GIVEN TASK: Records follow. Select each line holding "frequency".

***** SUPPLIED MATERIAL *****

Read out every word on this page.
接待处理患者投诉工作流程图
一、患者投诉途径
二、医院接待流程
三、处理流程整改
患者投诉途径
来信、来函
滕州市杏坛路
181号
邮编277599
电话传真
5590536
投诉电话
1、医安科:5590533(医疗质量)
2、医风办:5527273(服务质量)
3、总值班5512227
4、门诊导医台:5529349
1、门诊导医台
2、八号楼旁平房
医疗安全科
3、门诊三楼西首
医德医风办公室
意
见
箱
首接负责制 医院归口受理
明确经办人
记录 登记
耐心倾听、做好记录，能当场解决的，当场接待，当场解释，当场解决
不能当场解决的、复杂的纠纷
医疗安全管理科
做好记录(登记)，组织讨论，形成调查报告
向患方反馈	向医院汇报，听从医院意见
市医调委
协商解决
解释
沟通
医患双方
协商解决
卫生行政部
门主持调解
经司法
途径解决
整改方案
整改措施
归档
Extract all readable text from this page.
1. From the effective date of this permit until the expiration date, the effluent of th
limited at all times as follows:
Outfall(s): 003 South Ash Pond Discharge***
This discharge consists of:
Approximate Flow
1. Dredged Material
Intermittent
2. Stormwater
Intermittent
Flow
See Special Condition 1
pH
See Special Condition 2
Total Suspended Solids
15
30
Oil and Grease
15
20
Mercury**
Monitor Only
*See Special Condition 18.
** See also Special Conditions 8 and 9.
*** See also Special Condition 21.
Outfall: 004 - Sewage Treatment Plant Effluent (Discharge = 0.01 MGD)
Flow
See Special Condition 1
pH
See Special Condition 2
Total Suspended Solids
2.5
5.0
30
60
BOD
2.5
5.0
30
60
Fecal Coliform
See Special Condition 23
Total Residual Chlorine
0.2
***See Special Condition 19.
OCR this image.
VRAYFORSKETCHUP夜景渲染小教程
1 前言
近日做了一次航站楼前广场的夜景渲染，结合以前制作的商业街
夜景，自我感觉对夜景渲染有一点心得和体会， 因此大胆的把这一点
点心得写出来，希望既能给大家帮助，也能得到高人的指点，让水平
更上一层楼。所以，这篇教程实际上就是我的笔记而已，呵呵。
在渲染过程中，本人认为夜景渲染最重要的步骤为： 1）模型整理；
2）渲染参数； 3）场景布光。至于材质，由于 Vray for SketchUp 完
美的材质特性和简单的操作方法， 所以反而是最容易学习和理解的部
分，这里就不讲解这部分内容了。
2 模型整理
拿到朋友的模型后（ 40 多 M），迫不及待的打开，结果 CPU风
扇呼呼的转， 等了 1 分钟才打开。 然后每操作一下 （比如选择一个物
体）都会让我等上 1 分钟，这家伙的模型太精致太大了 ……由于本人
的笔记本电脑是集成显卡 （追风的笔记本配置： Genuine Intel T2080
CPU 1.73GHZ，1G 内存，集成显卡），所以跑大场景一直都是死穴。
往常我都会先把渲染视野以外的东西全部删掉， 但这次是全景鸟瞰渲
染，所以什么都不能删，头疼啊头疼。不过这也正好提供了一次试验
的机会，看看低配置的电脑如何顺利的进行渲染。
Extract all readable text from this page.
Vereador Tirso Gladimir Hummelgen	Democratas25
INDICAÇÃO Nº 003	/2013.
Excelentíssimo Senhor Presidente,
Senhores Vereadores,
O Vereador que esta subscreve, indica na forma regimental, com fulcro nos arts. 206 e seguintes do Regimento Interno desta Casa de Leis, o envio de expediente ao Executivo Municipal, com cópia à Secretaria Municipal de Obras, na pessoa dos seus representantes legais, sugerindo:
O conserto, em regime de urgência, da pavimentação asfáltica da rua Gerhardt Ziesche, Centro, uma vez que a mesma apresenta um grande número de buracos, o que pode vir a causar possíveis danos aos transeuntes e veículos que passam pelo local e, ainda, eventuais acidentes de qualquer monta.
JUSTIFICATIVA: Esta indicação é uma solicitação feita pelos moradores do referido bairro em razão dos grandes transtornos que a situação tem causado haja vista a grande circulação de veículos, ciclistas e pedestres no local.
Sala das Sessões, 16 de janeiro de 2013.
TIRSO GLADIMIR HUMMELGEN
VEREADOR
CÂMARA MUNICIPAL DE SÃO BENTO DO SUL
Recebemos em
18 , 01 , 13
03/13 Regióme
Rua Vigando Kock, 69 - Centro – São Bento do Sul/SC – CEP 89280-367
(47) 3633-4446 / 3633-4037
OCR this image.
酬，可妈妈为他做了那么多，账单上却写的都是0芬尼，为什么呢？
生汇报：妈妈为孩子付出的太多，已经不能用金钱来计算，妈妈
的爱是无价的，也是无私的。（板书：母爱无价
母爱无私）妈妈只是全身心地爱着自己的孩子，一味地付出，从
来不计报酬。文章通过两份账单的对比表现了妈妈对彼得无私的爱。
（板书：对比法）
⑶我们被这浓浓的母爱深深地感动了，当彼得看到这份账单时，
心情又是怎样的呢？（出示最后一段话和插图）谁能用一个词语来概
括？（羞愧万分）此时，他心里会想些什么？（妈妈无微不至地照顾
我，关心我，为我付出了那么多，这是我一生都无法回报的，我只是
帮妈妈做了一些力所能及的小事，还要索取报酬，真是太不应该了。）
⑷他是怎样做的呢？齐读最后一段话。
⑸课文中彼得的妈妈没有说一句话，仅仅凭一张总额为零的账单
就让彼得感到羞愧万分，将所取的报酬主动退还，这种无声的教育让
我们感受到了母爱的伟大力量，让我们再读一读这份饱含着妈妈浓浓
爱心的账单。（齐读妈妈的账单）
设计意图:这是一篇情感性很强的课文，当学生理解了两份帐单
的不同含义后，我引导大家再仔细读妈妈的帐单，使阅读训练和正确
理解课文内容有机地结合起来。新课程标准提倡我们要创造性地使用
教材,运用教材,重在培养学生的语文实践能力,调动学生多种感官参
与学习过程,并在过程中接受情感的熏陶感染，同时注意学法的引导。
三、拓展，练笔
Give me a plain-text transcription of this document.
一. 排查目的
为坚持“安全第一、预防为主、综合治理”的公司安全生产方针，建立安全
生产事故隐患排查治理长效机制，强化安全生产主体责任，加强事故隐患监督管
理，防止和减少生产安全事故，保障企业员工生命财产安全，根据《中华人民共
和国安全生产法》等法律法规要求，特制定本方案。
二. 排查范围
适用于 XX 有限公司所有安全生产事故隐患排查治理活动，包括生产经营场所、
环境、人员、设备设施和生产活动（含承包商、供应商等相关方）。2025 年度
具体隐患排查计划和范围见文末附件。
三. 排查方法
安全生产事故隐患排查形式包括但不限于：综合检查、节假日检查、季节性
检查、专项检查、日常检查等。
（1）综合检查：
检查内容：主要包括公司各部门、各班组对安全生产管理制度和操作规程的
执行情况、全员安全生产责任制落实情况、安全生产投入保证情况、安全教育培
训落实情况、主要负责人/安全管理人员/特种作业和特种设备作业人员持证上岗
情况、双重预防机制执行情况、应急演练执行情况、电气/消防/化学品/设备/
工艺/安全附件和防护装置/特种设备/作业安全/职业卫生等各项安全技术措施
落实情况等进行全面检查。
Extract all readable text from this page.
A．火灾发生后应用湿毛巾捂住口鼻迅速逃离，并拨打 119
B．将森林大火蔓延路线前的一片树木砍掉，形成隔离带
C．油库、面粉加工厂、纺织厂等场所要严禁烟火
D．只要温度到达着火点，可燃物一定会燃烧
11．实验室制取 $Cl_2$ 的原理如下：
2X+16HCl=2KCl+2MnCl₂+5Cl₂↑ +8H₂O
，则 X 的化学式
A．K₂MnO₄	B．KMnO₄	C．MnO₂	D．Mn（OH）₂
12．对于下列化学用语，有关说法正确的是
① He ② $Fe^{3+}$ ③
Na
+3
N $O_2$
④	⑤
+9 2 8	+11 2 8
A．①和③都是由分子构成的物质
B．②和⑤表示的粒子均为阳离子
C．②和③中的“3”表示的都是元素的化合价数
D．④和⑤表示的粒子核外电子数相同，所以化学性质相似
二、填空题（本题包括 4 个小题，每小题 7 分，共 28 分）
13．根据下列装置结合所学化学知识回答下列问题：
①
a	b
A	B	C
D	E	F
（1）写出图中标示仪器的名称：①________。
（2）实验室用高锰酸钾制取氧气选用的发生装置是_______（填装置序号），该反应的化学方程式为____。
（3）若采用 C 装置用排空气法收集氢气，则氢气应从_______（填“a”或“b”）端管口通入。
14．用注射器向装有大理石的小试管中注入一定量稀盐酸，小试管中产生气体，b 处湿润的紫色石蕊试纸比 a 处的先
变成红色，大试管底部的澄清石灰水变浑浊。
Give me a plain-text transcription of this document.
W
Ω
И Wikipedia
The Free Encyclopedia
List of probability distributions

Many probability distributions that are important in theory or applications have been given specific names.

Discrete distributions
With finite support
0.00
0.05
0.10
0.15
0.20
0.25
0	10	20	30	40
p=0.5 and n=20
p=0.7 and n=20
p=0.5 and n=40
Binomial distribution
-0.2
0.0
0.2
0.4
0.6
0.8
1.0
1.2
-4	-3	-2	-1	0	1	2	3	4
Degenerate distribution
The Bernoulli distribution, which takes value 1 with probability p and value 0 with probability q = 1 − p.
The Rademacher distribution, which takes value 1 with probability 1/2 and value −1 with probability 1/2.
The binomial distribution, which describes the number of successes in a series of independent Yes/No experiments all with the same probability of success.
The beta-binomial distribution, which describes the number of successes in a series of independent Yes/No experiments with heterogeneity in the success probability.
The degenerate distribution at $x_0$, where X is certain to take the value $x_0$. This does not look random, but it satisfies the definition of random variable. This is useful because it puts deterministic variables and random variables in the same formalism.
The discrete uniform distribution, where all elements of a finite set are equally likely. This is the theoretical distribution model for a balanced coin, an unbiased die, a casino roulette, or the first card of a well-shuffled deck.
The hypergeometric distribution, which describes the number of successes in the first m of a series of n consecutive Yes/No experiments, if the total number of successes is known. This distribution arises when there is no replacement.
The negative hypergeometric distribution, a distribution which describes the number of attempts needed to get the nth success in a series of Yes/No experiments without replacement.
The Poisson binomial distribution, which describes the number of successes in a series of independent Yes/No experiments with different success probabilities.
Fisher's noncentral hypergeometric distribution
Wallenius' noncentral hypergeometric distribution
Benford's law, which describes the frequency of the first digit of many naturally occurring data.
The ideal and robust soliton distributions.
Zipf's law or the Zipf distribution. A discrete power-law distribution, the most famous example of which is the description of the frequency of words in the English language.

*****

RESULT FOR THIS TASK:
Benford's law, which describes the frequency of the first digit of many naturally occurring data.
Zipf's law or the Zipf distribution. A discrete power-law distribution, the most famous example of which is the description of the frequency of words in the English language.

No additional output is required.